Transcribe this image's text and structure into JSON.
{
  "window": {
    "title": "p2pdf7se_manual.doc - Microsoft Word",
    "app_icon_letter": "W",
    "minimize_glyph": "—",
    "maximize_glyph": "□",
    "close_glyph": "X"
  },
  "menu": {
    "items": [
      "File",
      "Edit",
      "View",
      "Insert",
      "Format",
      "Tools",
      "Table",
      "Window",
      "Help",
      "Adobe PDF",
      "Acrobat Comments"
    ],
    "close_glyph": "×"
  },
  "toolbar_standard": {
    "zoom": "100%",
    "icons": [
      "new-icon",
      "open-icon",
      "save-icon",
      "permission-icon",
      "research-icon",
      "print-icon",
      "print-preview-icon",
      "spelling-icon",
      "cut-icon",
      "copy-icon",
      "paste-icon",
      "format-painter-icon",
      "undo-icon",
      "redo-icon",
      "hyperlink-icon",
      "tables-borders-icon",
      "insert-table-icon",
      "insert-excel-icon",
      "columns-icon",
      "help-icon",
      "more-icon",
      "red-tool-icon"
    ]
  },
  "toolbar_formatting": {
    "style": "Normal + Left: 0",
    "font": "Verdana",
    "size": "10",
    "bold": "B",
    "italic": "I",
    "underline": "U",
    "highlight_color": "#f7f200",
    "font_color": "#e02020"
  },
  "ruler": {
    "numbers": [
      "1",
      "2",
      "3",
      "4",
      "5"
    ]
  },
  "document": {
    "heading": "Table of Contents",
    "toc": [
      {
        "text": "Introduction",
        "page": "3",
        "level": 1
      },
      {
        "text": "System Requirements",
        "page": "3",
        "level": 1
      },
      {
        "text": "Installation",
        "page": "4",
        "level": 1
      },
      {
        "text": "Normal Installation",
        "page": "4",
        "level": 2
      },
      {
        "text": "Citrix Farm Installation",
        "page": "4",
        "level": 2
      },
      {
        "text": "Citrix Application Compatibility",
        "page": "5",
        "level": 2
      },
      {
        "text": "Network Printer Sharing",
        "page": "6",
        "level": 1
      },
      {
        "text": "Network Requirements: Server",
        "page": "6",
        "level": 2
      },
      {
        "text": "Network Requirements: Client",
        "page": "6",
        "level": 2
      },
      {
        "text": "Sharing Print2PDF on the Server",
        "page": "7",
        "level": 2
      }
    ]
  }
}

**********

- Problem to work on
Type out the entries again, word for word.

- Reply to the task
Transcribe this image's text and structure into JSON.
{
  "window": {
    "title": "p2pdf7se_manual.doc - Microsoft Word",
    "app_icon_letter": "W",
    "minimize_glyph": "—",
    "maximize_glyph": "□",
    "close_glyph": "X"
  },
  "menu": {
    "items": [
      "File",
      "Edit",
      "View",
      "Insert",
      "Format",
      "Tools",
      "Table",
      "Window",
      "Help",
      "Adobe PDF",
      "Acrobat Comments"
    ],
    "close_glyph": "×"
  },
  "toolbar_standard": {
    "zoom": "100%",
    "icons": [
      "new-icon",
      "open-icon",
      "save-icon",
      "permission-icon",
      "research-icon",
      "print-icon",
      "print-preview-icon",
      "spelling-icon",
      "cut-icon",
      "copy-icon",
      "paste-icon",
      "format-painter-icon",
      "undo-icon",
      "redo-icon",
      "hyperlink-icon",
      "tables-borders-icon",
      "insert-table-icon",
      "insert-excel-icon",
      "columns-icon",
      "help-icon",
      "more-icon",
      "red-tool-icon"
    ]
  },
  "toolbar_formatting": {
    "style": "Normal + Left: 0",
    "font": "Verdana",
    "size": "10",
    "bold": "B",
    "italic": "I",
    "underline": "U",
    "highlight_color": "#f7f200",
    "font_color": "#e02020"
  },
  "ruler": {
    "numbers": [
      "1",
      "2",
      "3",
      "4",
      "5"
    ]
  },
  "document": {
    "heading": "Table of Contents",
    "toc": [
      {
        "text": "Introduction",
        "page": "3",
        "level": 1
      },
      {
        "text": "System Requirements",
        "page": "3",
        "level": 1
      },
      {
        "text": "Installation",
        "page": "4",
        "level": 1
      },
      {
        "text": "Normal Installation",
        "page": "4",
        "level": 2
      },
      {
        "text": "Citrix Farm Installation",
        "page": "4",
        "level": 2
      },
      {
        "text": "Citrix Application Compatibility",
        "page": "5",
        "level": 2
      },
      {
        "text": "Network Printer Sharing",
        "page": "6",
        "level": 1
      },
      {
        "text": "Network Requirements: Server",
        "page": "6",
        "level": 2
      },
      {
        "text": "Network Requirements: Client",
        "page": "6",
        "level": 2
      },
      {
        "text": "Sharing Print2PDF on the Server",
        "page": "7",
        "level": 2
      }
    ]
  }
}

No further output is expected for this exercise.